▶ [Written task] Give the count of lines containing the string "ישראל", with no other output.

(Collected data)
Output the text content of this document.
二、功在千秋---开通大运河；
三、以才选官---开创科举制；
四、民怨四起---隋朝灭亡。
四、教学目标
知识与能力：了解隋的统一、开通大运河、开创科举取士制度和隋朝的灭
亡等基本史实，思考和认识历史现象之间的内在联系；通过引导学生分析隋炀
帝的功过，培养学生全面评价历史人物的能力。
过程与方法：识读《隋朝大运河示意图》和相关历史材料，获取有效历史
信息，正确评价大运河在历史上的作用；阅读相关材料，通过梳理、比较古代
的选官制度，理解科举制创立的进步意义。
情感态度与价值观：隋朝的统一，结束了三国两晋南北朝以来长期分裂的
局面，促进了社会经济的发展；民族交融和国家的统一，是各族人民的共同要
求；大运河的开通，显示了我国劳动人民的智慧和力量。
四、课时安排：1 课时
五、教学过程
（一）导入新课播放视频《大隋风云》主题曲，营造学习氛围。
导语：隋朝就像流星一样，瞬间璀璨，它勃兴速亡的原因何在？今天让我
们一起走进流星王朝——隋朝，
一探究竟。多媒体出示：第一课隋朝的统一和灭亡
...
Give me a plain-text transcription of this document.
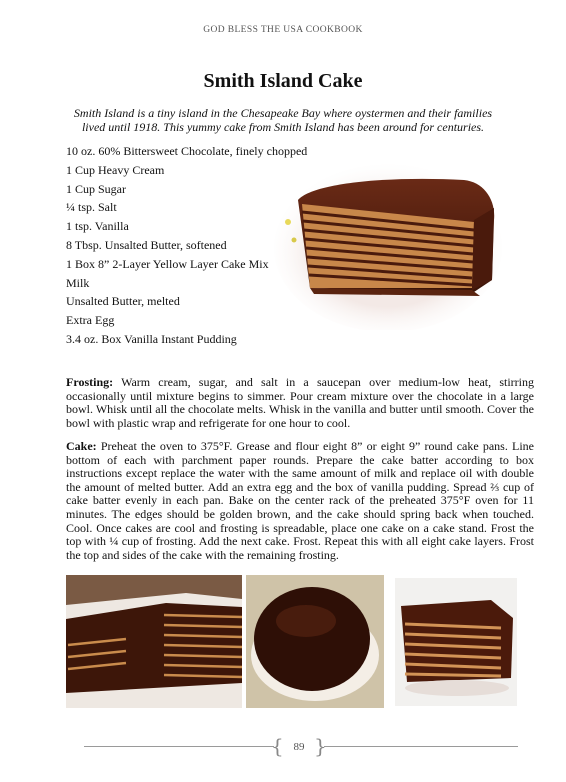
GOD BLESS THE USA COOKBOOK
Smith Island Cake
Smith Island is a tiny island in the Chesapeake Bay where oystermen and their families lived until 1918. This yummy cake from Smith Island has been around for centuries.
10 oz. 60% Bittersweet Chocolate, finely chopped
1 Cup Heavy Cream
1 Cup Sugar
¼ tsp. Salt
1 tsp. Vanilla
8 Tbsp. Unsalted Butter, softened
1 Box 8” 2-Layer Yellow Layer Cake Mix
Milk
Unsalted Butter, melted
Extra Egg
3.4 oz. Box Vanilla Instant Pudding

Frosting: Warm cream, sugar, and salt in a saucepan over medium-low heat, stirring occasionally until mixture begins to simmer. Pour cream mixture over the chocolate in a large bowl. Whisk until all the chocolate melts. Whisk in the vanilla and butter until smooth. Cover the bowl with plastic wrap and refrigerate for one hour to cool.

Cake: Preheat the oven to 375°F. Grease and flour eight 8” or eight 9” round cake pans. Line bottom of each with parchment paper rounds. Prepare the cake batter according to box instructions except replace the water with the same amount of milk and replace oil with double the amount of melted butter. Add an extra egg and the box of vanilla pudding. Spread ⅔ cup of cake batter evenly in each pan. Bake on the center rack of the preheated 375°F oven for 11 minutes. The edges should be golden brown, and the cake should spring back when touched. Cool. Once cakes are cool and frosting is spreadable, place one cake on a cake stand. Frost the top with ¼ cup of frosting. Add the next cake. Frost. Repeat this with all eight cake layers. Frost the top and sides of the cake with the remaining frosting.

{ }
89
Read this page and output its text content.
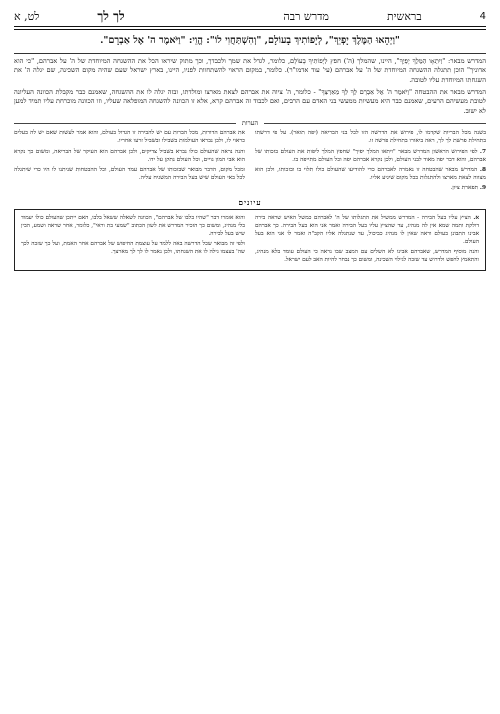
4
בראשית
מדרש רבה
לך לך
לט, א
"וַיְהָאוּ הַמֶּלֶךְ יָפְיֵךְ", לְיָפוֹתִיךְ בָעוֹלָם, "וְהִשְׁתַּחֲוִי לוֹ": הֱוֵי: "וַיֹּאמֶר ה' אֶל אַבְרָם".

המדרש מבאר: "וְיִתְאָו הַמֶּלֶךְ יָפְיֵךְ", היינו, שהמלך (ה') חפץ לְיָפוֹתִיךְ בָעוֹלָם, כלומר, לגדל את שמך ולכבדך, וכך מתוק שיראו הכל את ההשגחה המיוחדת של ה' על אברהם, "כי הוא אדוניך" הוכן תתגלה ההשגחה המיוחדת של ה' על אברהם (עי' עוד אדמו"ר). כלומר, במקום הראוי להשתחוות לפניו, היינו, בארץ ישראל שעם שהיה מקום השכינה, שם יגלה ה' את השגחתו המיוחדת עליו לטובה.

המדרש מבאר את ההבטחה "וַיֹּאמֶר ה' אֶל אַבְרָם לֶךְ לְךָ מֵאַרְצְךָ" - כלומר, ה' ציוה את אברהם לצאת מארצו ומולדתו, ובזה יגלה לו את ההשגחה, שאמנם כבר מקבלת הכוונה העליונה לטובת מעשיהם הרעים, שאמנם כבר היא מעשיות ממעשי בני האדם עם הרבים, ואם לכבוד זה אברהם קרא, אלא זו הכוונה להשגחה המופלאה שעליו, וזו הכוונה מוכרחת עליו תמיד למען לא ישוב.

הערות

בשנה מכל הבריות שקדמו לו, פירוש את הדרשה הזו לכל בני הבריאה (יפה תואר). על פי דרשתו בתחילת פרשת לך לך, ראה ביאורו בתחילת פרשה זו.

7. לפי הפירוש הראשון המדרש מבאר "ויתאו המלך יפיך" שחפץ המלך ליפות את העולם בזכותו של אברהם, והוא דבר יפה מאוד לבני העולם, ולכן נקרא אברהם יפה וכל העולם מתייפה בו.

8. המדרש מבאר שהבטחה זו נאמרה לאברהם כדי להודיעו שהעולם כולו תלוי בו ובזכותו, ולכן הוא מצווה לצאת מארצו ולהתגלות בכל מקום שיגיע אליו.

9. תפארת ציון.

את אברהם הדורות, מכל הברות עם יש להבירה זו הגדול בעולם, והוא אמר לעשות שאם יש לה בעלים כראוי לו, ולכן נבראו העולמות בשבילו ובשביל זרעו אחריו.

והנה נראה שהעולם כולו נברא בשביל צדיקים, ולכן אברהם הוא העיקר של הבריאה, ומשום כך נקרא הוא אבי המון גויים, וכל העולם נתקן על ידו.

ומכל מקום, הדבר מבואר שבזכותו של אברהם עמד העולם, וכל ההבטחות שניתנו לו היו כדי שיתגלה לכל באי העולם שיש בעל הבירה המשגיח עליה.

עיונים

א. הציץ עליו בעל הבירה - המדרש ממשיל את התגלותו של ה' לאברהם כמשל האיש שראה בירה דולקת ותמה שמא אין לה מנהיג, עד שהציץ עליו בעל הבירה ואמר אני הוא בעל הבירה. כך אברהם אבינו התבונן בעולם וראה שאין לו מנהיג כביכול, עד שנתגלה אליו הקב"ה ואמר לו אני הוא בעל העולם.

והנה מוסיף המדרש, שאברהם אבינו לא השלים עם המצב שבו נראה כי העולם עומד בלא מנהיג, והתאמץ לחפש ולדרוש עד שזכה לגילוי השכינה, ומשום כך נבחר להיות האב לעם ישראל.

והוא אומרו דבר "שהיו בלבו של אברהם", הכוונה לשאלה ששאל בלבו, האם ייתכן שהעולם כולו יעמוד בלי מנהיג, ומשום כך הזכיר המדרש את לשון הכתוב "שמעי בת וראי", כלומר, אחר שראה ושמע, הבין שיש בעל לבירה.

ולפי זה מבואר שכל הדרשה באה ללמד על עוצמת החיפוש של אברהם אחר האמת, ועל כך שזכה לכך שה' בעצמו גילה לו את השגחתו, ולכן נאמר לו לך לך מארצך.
--
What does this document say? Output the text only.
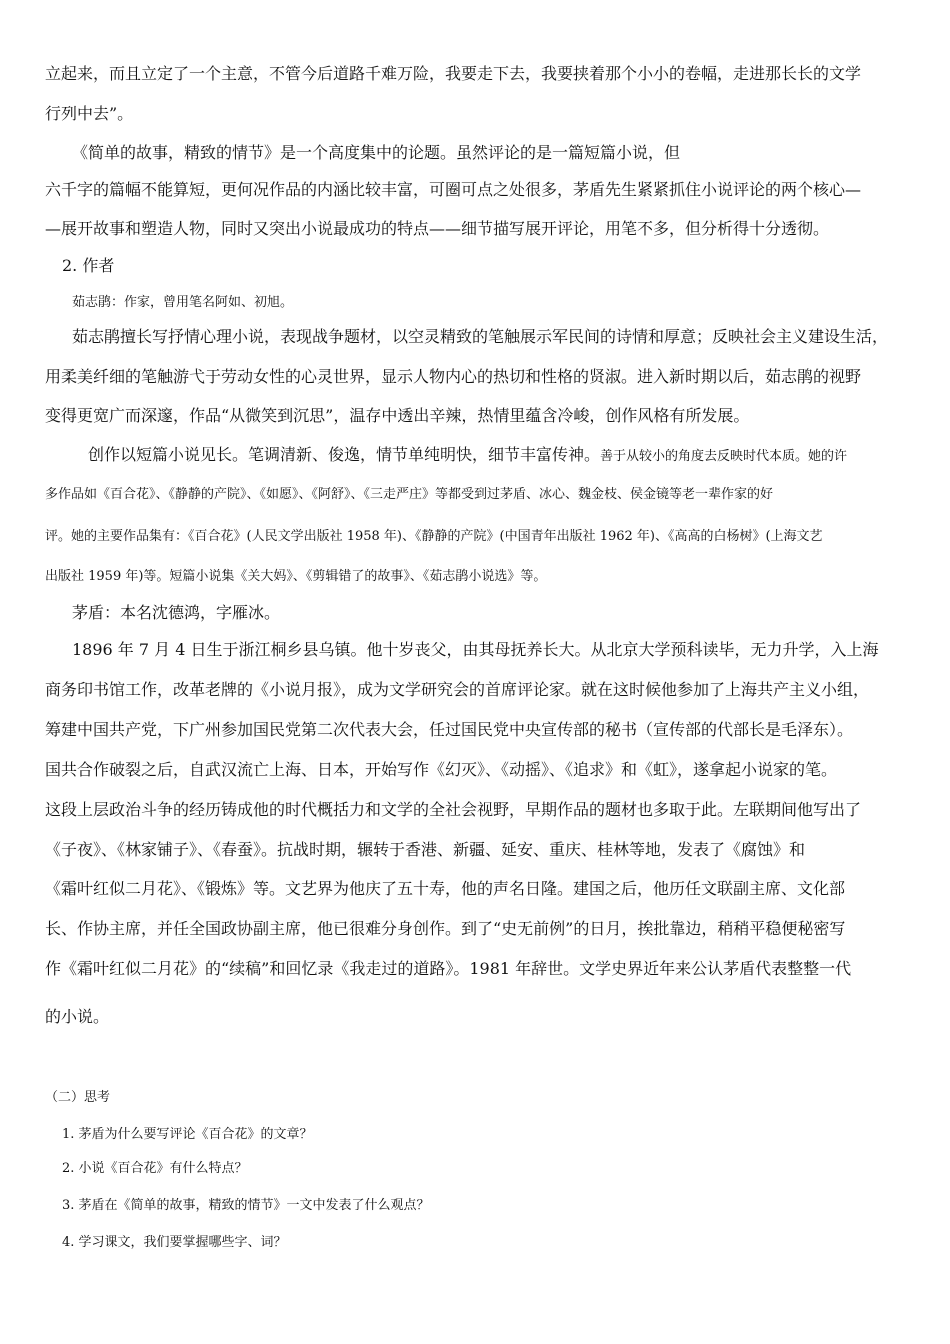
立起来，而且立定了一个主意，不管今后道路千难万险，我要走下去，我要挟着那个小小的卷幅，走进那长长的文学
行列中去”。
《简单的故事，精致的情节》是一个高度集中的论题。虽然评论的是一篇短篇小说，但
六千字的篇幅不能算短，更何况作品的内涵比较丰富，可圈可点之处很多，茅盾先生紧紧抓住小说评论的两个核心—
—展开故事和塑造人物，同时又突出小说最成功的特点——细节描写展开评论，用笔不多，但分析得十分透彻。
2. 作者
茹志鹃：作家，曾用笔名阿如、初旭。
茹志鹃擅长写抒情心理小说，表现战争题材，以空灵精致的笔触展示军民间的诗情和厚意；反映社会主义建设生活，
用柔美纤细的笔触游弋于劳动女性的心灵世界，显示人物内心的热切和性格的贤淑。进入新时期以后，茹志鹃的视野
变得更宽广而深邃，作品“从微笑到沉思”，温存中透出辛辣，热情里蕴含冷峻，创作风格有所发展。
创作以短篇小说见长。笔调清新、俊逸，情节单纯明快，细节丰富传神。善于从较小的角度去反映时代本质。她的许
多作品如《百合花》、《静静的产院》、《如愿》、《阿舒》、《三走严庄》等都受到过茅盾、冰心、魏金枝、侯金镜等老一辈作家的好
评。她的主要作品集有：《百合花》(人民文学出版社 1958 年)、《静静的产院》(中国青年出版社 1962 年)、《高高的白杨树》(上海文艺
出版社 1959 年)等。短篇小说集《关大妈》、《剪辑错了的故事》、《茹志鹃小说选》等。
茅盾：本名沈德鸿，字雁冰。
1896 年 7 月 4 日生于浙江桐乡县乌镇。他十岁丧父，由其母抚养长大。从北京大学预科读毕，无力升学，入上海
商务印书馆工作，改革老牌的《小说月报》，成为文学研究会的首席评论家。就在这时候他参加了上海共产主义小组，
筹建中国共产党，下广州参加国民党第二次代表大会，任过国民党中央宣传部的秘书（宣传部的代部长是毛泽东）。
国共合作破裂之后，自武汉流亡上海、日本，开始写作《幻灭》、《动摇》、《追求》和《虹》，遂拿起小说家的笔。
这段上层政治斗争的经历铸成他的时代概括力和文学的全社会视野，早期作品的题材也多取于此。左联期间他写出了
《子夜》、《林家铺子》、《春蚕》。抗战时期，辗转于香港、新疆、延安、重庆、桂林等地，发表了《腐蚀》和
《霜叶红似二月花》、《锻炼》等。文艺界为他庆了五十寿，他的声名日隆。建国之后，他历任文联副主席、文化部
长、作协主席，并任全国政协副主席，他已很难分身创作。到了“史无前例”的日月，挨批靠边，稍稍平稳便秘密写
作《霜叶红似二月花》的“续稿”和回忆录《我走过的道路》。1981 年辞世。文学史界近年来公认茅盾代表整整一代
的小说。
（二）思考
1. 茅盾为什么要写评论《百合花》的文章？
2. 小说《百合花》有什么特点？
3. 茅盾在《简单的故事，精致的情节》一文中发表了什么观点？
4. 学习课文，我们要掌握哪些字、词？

▶ [The response] 2